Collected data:
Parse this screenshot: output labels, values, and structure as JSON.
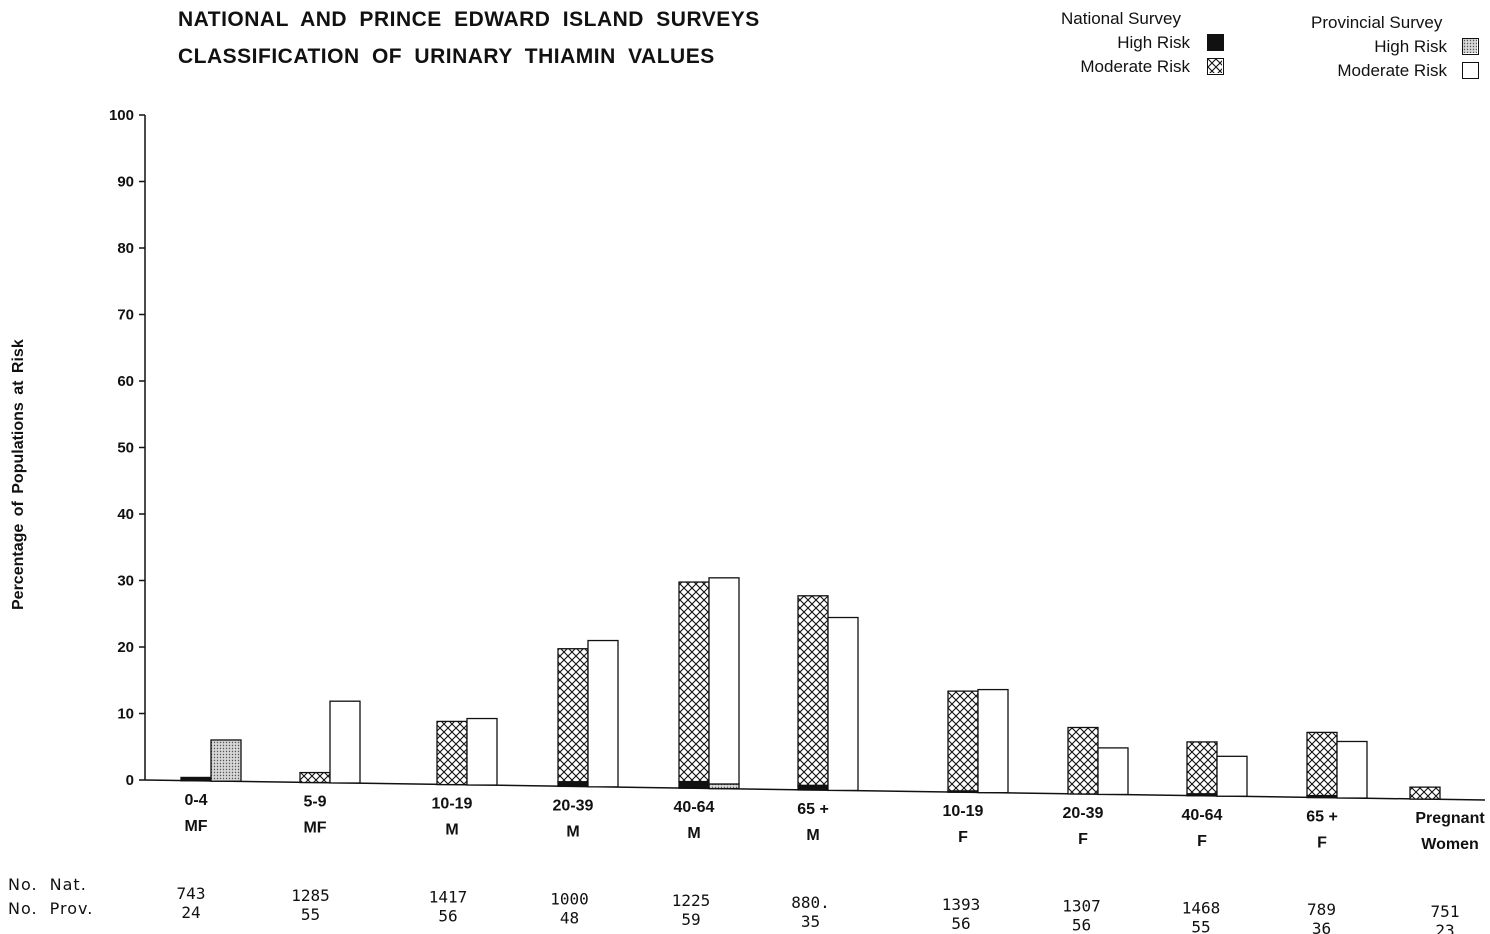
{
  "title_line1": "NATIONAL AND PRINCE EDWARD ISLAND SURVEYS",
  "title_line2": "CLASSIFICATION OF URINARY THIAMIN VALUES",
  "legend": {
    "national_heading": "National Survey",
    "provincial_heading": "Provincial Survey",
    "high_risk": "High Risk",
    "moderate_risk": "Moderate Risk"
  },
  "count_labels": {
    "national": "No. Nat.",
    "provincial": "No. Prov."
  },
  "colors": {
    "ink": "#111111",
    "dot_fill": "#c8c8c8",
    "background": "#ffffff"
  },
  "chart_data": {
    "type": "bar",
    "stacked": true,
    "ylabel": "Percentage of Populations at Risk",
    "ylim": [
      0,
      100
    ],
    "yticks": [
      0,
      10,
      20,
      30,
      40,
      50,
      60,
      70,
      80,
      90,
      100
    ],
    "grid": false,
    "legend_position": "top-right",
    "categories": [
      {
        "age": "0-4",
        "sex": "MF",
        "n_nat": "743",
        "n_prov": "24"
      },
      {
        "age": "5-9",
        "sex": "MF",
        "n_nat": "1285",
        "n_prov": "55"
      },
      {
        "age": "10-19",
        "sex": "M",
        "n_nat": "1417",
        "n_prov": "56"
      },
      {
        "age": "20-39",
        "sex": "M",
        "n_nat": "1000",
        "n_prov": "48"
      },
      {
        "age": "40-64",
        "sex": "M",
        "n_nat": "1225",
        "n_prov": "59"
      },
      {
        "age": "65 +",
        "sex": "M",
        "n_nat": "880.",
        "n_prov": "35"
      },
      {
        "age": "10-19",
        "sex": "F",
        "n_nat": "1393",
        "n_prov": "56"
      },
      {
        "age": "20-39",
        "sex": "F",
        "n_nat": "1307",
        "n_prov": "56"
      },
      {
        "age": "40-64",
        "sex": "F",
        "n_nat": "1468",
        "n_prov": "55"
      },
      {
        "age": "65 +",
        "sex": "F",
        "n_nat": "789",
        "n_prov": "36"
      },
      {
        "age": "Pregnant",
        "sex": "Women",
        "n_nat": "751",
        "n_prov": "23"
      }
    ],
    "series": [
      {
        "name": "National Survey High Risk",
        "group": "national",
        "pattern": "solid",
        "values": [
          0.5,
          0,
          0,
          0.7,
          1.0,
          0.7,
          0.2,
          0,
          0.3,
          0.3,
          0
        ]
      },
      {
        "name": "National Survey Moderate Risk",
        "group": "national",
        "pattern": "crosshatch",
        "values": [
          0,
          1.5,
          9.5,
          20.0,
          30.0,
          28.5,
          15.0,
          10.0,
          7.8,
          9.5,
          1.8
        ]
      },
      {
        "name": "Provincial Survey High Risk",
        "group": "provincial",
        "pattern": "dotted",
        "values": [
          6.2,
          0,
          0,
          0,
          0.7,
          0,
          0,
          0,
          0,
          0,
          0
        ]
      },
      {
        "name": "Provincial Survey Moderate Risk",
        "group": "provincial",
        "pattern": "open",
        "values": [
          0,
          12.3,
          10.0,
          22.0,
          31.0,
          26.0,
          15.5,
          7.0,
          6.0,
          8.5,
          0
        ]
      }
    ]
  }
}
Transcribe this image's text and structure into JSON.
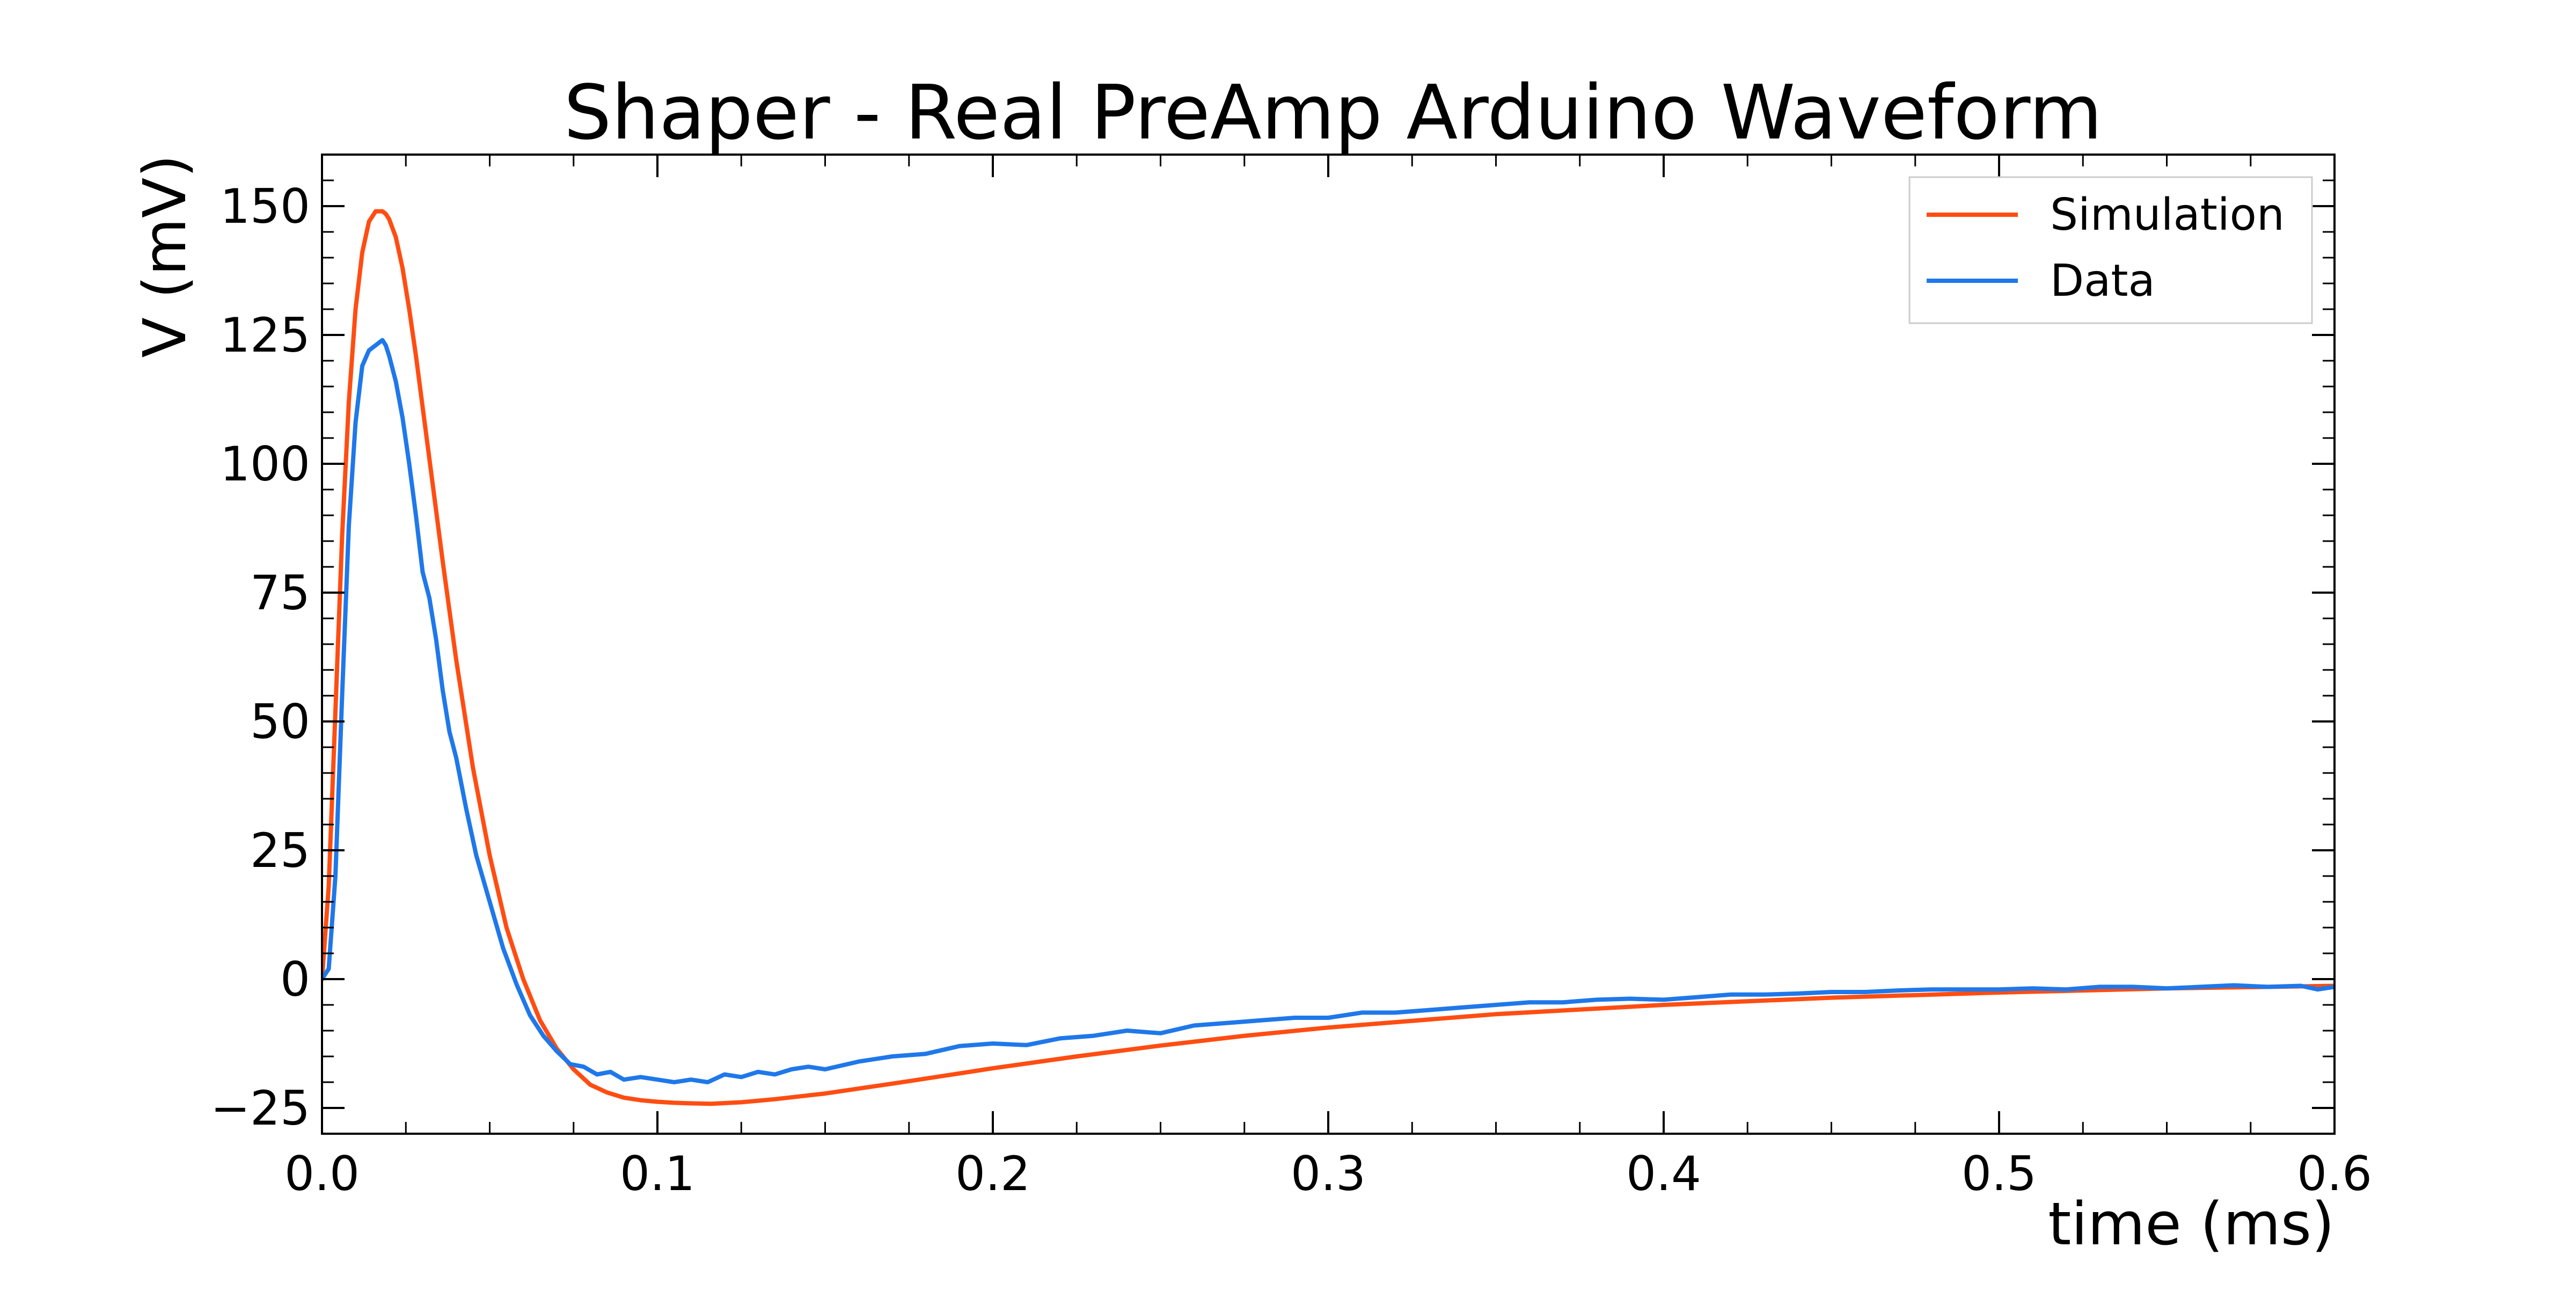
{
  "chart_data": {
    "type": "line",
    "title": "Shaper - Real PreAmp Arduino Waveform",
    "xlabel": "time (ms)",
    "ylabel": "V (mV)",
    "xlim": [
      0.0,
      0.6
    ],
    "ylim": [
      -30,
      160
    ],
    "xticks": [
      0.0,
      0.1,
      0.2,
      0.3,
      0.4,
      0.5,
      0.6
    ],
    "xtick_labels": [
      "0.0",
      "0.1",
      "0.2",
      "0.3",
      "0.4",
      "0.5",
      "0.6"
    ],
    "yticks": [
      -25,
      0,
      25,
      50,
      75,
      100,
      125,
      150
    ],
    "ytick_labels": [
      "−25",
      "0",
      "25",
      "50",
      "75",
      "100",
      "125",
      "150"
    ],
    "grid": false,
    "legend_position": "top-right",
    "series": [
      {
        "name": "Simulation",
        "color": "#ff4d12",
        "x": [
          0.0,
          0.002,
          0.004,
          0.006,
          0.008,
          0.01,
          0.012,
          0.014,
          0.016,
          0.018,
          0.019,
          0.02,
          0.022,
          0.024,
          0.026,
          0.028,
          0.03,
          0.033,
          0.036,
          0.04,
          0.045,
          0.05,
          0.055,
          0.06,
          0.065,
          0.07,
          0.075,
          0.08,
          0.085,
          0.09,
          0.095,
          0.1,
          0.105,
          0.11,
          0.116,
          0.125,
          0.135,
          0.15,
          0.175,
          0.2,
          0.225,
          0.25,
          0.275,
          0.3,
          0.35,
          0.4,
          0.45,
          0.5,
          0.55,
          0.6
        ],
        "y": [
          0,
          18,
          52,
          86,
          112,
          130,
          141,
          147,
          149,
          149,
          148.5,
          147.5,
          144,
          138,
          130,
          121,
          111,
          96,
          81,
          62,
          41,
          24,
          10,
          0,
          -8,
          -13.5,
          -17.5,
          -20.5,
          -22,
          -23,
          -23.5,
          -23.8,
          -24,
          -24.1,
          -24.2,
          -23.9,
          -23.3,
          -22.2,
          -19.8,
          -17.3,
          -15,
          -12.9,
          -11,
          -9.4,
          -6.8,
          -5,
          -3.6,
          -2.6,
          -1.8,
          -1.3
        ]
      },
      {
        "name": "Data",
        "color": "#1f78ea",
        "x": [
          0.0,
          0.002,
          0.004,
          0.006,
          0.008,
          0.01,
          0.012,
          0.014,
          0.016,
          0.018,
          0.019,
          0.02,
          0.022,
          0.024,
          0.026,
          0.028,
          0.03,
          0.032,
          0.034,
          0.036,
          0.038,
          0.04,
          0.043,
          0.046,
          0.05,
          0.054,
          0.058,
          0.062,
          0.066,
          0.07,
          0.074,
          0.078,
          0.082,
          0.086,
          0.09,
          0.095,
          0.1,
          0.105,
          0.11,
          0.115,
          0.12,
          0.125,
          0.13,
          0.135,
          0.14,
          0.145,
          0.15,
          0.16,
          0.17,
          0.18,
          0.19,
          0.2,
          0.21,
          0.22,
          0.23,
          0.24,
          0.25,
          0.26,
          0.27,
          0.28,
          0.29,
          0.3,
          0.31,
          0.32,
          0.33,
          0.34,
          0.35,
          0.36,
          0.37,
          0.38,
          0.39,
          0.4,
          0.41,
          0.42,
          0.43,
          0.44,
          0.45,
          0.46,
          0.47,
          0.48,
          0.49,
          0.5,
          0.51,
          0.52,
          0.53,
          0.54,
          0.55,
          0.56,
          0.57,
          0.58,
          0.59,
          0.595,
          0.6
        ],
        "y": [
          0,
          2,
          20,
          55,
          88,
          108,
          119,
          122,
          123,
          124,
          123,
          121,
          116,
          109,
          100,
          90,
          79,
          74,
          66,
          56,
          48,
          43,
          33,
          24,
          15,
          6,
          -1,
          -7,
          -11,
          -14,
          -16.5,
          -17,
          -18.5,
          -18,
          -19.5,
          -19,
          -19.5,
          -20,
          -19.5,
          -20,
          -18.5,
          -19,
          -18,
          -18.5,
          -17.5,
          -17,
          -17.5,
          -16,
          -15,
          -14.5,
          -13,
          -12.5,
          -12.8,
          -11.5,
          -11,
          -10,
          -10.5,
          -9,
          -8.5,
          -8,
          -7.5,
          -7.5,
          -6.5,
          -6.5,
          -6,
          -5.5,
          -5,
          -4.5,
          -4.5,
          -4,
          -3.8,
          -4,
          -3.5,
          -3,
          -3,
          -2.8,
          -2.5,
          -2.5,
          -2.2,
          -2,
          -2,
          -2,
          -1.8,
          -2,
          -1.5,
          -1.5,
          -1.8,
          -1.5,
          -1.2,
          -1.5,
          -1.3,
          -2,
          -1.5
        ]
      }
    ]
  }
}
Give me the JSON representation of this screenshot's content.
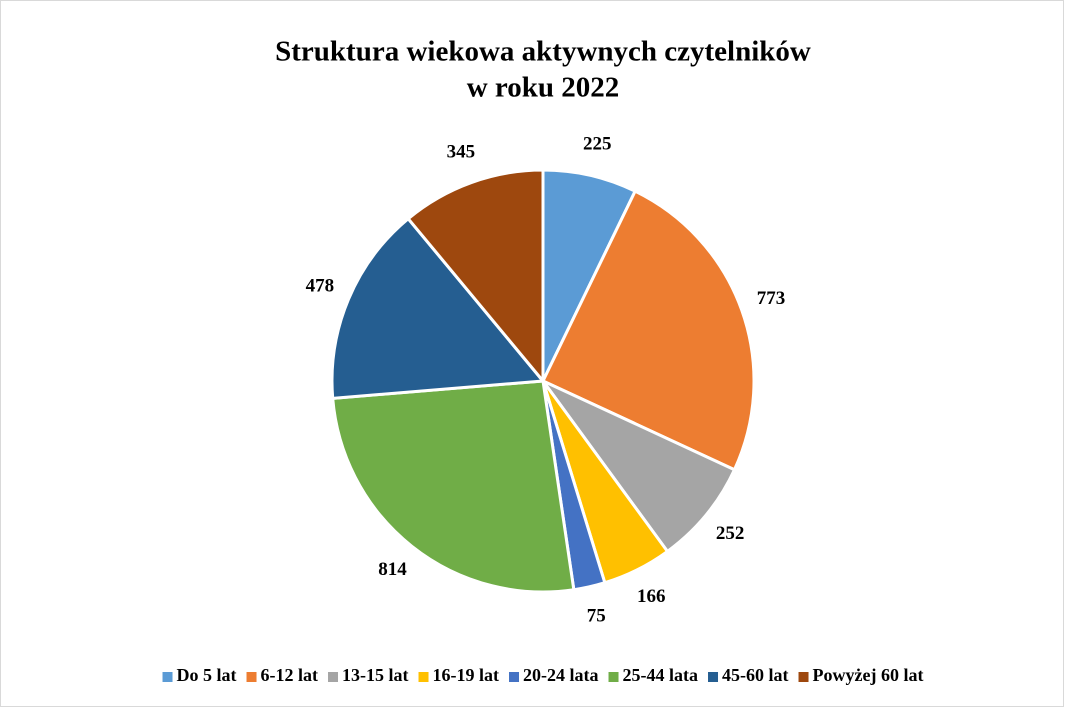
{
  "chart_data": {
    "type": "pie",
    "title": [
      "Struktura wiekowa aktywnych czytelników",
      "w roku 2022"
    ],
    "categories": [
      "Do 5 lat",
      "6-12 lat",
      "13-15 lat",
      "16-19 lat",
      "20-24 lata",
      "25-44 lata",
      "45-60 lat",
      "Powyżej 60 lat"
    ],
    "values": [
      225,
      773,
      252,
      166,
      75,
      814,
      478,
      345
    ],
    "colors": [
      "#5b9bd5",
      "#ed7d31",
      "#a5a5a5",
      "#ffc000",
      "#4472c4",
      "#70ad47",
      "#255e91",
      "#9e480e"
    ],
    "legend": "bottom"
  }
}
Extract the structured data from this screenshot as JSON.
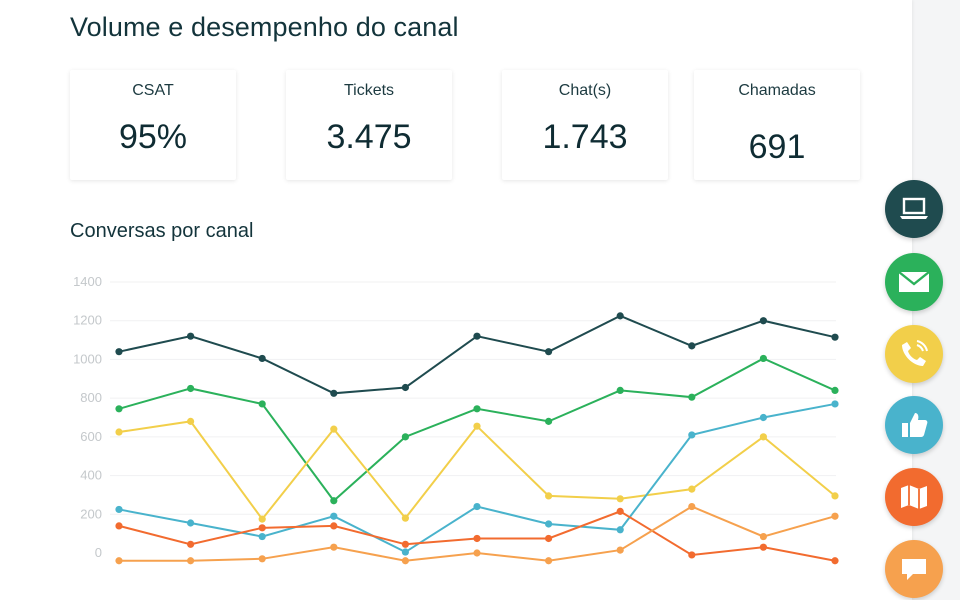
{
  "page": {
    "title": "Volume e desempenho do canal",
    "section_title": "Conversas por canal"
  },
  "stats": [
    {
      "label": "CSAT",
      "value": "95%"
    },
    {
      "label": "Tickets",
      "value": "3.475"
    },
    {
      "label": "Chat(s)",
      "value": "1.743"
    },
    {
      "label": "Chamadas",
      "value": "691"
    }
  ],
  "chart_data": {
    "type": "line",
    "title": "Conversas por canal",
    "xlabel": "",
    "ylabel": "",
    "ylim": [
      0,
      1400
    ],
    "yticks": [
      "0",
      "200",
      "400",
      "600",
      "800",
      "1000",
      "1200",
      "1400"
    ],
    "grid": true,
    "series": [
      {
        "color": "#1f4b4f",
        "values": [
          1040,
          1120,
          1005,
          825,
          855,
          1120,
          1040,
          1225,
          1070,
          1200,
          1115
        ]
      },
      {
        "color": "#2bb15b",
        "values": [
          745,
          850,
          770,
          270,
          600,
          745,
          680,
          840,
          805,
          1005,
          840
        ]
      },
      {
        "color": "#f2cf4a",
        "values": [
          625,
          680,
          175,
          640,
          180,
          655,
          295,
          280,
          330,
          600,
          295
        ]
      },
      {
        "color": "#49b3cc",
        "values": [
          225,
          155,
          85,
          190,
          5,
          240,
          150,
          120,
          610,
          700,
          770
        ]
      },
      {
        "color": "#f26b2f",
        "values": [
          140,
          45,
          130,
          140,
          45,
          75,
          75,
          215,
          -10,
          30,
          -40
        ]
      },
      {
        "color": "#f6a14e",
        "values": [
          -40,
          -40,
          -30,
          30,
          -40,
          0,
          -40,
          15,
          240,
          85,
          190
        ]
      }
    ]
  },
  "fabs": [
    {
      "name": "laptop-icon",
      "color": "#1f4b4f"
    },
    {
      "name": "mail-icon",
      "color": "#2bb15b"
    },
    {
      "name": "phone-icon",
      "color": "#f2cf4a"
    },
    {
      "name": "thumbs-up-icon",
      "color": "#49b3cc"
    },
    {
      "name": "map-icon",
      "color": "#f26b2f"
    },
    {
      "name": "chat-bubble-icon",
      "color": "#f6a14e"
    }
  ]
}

Short problem: Determine how many lines of the data contain "Moderate" and give nothing but that number.

Output for this exercise: 3